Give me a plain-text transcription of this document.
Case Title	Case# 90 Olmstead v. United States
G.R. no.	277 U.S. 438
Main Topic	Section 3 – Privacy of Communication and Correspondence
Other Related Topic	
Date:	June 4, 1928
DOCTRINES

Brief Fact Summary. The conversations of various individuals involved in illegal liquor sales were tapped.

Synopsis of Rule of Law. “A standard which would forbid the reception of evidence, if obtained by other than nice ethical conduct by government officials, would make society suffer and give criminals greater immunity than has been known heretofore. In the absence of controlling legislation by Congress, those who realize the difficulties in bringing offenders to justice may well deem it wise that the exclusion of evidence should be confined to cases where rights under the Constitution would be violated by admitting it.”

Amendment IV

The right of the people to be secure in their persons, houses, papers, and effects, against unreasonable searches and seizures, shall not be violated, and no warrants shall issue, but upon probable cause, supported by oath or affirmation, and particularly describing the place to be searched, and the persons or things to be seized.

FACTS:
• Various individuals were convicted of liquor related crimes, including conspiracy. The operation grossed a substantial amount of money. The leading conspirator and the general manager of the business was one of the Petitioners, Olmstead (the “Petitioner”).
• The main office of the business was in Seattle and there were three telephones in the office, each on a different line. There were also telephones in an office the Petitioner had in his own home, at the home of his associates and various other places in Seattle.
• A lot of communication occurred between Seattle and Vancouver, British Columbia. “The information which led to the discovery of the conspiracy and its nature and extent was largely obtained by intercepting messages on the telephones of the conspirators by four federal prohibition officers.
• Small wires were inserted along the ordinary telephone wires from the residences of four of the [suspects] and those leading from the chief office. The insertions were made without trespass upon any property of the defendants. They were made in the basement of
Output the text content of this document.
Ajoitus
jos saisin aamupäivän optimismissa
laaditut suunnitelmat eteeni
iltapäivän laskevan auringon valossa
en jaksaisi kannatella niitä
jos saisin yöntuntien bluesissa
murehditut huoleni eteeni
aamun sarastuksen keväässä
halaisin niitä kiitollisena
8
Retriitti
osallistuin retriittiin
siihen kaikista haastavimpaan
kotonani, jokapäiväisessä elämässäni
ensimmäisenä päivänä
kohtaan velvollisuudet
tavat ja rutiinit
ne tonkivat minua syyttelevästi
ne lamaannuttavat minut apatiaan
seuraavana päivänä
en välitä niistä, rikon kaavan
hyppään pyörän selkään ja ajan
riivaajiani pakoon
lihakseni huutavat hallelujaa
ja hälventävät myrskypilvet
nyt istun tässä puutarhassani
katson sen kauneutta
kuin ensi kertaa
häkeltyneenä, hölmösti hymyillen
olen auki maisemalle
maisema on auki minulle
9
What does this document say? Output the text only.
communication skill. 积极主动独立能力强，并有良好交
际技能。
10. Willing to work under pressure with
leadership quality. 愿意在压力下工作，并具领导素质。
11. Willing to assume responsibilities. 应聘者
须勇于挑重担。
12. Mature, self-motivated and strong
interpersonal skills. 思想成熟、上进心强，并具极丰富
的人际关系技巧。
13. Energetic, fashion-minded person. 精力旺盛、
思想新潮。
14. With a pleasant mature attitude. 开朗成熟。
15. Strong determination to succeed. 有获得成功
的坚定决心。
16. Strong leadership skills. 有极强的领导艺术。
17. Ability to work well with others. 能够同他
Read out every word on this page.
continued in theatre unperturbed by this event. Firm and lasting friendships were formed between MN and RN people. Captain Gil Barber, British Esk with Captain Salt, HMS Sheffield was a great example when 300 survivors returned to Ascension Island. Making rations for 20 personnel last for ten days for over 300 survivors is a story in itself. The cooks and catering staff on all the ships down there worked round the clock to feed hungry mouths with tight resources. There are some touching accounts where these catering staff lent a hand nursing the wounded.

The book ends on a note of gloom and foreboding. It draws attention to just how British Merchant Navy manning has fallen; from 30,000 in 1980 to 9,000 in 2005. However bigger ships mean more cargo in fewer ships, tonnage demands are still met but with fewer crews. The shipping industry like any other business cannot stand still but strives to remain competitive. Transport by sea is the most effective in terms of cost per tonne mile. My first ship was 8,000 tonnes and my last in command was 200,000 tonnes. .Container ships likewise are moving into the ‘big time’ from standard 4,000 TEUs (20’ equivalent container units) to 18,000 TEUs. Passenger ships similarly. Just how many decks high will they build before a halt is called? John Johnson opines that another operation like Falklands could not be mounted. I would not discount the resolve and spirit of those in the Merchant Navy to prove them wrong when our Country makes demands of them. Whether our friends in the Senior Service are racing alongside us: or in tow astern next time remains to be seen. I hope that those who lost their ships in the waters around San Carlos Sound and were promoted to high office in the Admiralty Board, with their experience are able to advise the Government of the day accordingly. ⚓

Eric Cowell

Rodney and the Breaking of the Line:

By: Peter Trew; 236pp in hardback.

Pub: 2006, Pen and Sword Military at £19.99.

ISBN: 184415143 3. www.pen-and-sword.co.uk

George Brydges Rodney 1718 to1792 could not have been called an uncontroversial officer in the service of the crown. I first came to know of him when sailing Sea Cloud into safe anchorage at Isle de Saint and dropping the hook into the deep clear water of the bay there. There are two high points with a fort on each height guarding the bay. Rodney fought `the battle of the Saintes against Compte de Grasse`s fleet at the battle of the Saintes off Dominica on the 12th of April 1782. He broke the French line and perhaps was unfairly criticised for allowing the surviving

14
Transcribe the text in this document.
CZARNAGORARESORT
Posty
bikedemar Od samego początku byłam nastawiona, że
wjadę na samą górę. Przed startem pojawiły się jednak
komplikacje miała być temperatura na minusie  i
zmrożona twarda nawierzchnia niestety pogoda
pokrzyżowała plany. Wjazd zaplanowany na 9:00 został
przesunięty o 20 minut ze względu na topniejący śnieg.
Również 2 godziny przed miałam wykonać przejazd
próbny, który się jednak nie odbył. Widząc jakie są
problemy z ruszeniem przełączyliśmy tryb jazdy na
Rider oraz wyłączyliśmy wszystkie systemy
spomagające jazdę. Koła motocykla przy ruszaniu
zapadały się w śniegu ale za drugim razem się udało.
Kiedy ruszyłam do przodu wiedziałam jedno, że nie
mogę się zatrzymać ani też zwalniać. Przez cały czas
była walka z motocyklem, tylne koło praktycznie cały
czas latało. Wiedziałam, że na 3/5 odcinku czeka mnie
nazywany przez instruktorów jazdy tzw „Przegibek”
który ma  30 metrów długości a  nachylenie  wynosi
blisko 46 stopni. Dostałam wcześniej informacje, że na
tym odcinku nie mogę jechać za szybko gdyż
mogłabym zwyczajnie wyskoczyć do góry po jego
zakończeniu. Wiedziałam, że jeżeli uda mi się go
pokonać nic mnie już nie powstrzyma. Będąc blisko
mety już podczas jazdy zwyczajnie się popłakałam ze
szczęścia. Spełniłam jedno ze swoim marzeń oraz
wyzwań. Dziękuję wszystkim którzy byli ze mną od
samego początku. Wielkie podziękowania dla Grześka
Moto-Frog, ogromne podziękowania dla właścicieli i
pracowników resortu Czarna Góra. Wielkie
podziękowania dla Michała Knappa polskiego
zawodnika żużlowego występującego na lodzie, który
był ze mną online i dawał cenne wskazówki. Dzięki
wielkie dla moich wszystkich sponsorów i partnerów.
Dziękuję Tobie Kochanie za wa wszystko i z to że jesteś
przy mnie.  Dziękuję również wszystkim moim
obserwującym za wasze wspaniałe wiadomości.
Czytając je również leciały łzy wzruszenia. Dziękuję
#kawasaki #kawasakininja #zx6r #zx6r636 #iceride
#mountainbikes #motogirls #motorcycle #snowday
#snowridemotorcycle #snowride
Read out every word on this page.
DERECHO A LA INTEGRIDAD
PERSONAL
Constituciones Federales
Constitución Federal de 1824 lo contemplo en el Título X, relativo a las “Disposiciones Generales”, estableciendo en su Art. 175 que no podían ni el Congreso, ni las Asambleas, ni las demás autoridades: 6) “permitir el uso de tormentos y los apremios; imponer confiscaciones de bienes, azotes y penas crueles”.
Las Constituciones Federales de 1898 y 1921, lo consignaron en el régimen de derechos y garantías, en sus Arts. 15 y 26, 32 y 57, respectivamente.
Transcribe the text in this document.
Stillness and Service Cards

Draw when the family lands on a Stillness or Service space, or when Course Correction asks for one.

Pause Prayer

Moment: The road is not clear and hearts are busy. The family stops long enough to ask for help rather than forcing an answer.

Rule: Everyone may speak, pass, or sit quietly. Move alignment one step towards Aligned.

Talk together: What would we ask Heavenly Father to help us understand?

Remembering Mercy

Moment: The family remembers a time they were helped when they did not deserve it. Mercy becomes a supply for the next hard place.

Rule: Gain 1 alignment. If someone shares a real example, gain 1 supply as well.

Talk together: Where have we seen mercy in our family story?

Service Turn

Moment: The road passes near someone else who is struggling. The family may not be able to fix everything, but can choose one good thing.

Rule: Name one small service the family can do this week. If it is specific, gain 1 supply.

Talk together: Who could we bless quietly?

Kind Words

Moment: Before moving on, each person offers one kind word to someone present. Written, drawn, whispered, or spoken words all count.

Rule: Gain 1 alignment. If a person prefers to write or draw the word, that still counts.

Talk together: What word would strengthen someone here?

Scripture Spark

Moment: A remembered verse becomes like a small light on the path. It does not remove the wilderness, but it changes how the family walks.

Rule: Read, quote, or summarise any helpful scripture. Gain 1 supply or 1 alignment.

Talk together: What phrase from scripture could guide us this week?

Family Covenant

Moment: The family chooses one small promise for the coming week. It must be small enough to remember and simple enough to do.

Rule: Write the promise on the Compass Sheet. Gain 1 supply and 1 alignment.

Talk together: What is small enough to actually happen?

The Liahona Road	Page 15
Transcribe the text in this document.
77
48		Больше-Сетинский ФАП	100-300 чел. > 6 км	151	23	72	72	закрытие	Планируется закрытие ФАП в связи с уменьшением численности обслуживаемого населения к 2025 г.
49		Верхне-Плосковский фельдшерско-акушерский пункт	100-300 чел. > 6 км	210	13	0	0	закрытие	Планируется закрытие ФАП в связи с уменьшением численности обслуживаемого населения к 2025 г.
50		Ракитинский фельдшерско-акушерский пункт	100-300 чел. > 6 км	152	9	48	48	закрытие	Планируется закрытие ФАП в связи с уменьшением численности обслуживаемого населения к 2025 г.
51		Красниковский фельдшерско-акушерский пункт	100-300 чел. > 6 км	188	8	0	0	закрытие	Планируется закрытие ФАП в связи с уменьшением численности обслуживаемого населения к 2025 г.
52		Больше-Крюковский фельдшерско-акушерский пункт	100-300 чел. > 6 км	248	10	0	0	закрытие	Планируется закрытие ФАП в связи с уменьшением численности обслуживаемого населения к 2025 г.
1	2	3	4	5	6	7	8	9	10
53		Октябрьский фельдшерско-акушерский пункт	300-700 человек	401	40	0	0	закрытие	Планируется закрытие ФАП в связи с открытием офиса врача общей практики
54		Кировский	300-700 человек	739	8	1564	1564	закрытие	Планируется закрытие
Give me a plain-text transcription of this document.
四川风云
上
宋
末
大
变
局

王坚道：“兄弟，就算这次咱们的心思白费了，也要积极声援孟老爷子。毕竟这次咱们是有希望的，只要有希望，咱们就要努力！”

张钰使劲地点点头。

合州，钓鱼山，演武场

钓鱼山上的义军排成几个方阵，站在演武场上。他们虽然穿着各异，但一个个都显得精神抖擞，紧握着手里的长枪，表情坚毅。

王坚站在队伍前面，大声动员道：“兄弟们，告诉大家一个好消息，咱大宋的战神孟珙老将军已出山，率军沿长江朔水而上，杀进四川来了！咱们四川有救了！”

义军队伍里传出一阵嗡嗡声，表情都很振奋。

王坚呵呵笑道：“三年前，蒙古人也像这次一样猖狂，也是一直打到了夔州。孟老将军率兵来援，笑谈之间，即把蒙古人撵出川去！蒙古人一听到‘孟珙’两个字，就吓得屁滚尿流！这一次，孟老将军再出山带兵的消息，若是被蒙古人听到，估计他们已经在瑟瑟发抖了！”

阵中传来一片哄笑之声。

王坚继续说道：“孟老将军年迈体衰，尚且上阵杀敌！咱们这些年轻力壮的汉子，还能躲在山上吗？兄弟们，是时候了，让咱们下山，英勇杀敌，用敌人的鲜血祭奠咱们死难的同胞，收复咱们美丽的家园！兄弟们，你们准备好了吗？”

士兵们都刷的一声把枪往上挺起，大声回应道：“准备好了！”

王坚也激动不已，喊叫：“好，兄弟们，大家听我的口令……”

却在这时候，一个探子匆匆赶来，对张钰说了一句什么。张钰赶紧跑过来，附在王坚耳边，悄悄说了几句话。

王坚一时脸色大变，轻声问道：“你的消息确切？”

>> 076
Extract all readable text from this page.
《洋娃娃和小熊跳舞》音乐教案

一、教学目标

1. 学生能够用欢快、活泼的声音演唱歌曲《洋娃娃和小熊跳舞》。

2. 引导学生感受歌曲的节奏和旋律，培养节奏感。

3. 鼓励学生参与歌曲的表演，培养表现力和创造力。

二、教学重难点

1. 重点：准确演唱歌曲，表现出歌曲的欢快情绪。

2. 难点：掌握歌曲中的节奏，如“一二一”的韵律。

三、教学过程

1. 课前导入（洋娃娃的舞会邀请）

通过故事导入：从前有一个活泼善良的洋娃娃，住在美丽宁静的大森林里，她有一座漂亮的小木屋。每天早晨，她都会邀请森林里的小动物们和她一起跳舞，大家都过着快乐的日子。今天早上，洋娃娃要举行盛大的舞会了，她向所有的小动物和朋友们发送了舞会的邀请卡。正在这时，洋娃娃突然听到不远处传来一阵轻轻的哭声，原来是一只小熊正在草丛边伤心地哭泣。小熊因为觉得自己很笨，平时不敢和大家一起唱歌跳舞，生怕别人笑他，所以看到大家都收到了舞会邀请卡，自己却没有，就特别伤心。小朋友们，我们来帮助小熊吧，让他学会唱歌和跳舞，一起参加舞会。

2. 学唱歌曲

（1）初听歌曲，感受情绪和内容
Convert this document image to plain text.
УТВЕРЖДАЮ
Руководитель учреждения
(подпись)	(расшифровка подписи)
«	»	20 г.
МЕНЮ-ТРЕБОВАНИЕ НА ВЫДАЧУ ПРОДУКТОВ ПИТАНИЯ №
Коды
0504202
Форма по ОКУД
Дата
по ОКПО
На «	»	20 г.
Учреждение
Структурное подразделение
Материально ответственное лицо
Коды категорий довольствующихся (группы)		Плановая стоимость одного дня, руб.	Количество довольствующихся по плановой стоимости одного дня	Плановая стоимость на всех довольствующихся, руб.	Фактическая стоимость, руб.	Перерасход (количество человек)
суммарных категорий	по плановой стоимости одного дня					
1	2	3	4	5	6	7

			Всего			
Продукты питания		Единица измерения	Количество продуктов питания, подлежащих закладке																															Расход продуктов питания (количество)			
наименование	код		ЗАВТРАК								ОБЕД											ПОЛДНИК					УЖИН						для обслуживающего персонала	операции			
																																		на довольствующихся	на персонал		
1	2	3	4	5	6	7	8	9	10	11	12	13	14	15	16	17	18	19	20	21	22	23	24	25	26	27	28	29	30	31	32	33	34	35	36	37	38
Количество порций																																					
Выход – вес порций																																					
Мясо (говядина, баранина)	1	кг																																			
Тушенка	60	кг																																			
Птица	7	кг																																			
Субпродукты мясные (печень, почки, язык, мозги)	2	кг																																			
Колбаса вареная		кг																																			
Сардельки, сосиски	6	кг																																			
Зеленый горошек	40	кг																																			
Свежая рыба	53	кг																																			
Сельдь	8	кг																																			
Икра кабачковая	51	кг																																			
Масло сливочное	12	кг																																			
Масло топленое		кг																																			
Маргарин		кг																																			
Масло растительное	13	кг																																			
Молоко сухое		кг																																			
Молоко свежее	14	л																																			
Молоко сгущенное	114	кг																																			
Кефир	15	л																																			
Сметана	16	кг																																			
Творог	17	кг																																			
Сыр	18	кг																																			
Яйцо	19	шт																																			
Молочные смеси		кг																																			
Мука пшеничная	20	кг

+--

• WHAT THE EXERCISE ASKS
In the records above, find each line that holds the word "Moment"; copy all such lines.

• RESULT FOR THIS EXERCISE
Moment: The road is not clear and hearts are busy. The family stops long enough to ask for help rather than forcing an answer.
Moment: The family remembers a time they were helped when they did not deserve it. Mercy becomes a supply for the next hard place.
Moment: The road passes near someone else who is struggling. The family may not be able to fix everything, but can choose one good thing.
Moment: Before moving on, each person offers one kind word to someone present. Written, drawn, whispered, or spoken words all count.
Moment: A remembered verse becomes like a small light on the path. It does not remove the wilderness, but it changes how the family walks.
Moment: The family chooses one small promise for the coming week. It must be small enough to remember and simple enough to do.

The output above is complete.